▶ **Job**
The data below should be printed in full, exactly, and without any of its images.

Extracted data entries:

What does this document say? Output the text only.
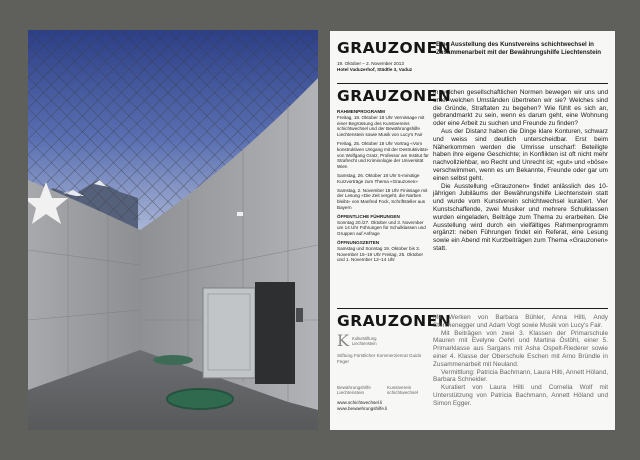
GRAUZONEN
Eine Ausstellung des Kunstvereins schichtwechsel in Zusammenarbeit mit der Bewährungshilfe Liechtenstein
19. Oktober – 2. November 2013
Hotel Vaduzerhof, Städtle 3, Vaduz
GRAUZONEN

RAHMENPROGRAMM

Freitag, 18. Oktober 18 Uhr Vernissage mit einer Begrüssung des Kunstvereins schichtwechsel und der Bewährungshilfe Liechtenstein sowie Musik von Lucy's Fair

Freitag, 25. Oktober 18 Uhr Vortrag «Vom konstruktiven Umgang mit der Destruktivität» von Wolfgang Gratz, Professor am Institut für Strafrecht und Kriminologie der Universität Wien

Samstag, 26. Oktober 18 Uhr 5-minütige Kurzvorträge zum Thema «Grauzonen»

Samstag, 2. November 18 Uhr Finissage mit der Lesung «Die Zeit vergeht, die Narben bleibt» von Manfred Fock, Schriftsteller aus Bayern

ÖFFENTLICHE FÜHRUNGEN

Sonntag 20./27. Oktober und 3. November um 14 Uhr Führungen für Schulklassen und Gruppen auf Anfrage

ÖFFNUNGSZEITEN

Samstag und Sonntag 19. Oktober bis 3. November 15–19 Uhr Freitag, 25. Oktober und 1. November 12–14 Uhr

In welchen gesellschaftlichen Normen bewegen wir uns und unter welchen Umständen übertreten wir sie? Welches sind die Gründe, Straftaten zu begehen? Wie fühlt es sich an, gebrandmarkt zu sein, wenn es darum geht, eine Wohnung oder eine Arbeit zu suchen und Freunde zu finden?

Aus der Distanz haben die Dinge klare Konturen, schwarz und weiss sind deutlich unterscheidbar. Erst beim Näherkommen werden die Umrisse unscharf: Beteiligte haben ihre eigene Geschichte; in Konflikten ist oft nicht mehr nachvollziehbar, wo Recht und Unrecht ist; «gut» und «böse» verschwimmen, wenn es um Bekannte, Freunde oder gar um einen selbst geht.

Die Ausstellung «Grauzonen» findet anlässlich des 10-jährigen Jubiläums der Bewährungshilfe Liechtenstein statt und wurde vom Kunstverein schichtwechsel kuratiert. Vier Kunstschaffende, zwei Musiker und mehrere Schulklassen wurden eingeladen, Beiträge zum Thema zu erarbeiten. Die Ausstellung wird durch ein vielfältiges Rahmenprogramm ergänzt: neben Führungen findet ein Referat, eine Lesung sowie ein Abend mit Kurzbeiträgen zum Thema «Grauzonen» statt.

GRAUZONEN
K Kulturstiftung Liechtenstein
Stiftung Fürstlicher Kommerzienrat Guido Feger
Bewährungshilfe Liechtenstein
Kunstverein schichtwechsel
www.schichtwechsel.li
www.bewaehrungshilfe.li

Mit Werken von Barbara Bühler, Anna Hilti, Andy Sterchenegger und Adam Vogt sowie Musik von Lucy's Fair.

Mit Beiträgen von zwei 3. Klassen der Primarschule Mauren mit Evelyne Oehri und Martina Östöhl, einer 5. Primarklasse aus Sargans mit Asha Ospelt-Riederer sowie einer 4. Klasse der Oberschule Eschen mit Arno Bründle in Zusammenarbeit mit Neuland.

Vermittlung: Patricia Bachmann, Laura Hilti, Annett Höland, Barbara Schneider.

Kuratiert von Laura Hilti und Cornelia Wolf mit Unterstützung von Patricia Bachmann, Annett Höland und Simon Egger.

▶ **Result of the exercise**
What does this document say? Output the text only.
GRAUZONEN
Eine Ausstellung des Kunstvereins schichtwechsel in Zusammenarbeit mit der Bewährungshilfe Liechtenstein
19. Oktober – 2. November 2013
Hotel Vaduzerhof, Städtle 3, Vaduz
GRAUZONEN

RAHMENPROGRAMM

Freitag, 18. Oktober 18 Uhr Vernissage mit einer Begrüssung des Kunstvereins schichtwechsel und der Bewährungshilfe Liechtenstein sowie Musik von Lucy's Fair

Freitag, 25. Oktober 18 Uhr Vortrag «Vom konstruktiven Umgang mit der Destruktivität» von Wolfgang Gratz, Professor am Institut für Strafrecht und Kriminologie der Universität Wien

Samstag, 26. Oktober 18 Uhr 5-minütige Kurzvorträge zum Thema «Grauzonen»

Samstag, 2. November 18 Uhr Finissage mit der Lesung «Die Zeit vergeht, die Narben bleibt» von Manfred Fock, Schriftsteller aus Bayern

ÖFFENTLICHE FÜHRUNGEN

Sonntag 20./27. Oktober und 3. November um 14 Uhr Führungen für Schulklassen und Gruppen auf Anfrage

ÖFFNUNGSZEITEN

Samstag und Sonntag 19. Oktober bis 3. November 15–19 Uhr Freitag, 25. Oktober und 1. November 12–14 Uhr

In welchen gesellschaftlichen Normen bewegen wir uns und unter welchen Umständen übertreten wir sie? Welches sind die Gründe, Straftaten zu begehen? Wie fühlt es sich an, gebrandmarkt zu sein, wenn es darum geht, eine Wohnung oder eine Arbeit zu suchen und Freunde zu finden?

Aus der Distanz haben die Dinge klare Konturen, schwarz und weiss sind deutlich unterscheidbar. Erst beim Näherkommen werden die Umrisse unscharf: Beteiligte haben ihre eigene Geschichte; in Konflikten ist oft nicht mehr nachvollziehbar, wo Recht und Unrecht ist; «gut» und «böse» verschwimmen, wenn es um Bekannte, Freunde oder gar um einen selbst geht.

Die Ausstellung «Grauzonen» findet anlässlich des 10-jährigen Jubiläums der Bewährungshilfe Liechtenstein statt und wurde vom Kunstverein schichtwechsel kuratiert. Vier Kunstschaffende, zwei Musiker und mehrere Schulklassen wurden eingeladen, Beiträge zum Thema zu erarbeiten. Die Ausstellung wird durch ein vielfältiges Rahmenprogramm ergänzt: neben Führungen findet ein Referat, eine Lesung sowie ein Abend mit Kurzbeiträgen zum Thema «Grauzonen» statt.

GRAUZONEN
K Kulturstiftung Liechtenstein
Stiftung Fürstlicher Kommerzienrat Guido Feger
Bewährungshilfe Liechtenstein
Kunstverein schichtwechsel
www.schichtwechsel.li
www.bewaehrungshilfe.li

Mit Werken von Barbara Bühler, Anna Hilti, Andy Sterchenegger und Adam Vogt sowie Musik von Lucy's Fair.

Mit Beiträgen von zwei 3. Klassen der Primarschule Mauren mit Evelyne Oehri und Martina Östöhl, einer 5. Primarklasse aus Sargans mit Asha Ospelt-Riederer sowie einer 4. Klasse der Oberschule Eschen mit Arno Bründle in Zusammenarbeit mit Neuland.

Vermittlung: Patricia Bachmann, Laura Hilti, Annett Höland, Barbara Schneider.

Kuratiert von Laura Hilti und Cornelia Wolf mit Unterstützung von Patricia Bachmann, Annett Höland und Simon Egger.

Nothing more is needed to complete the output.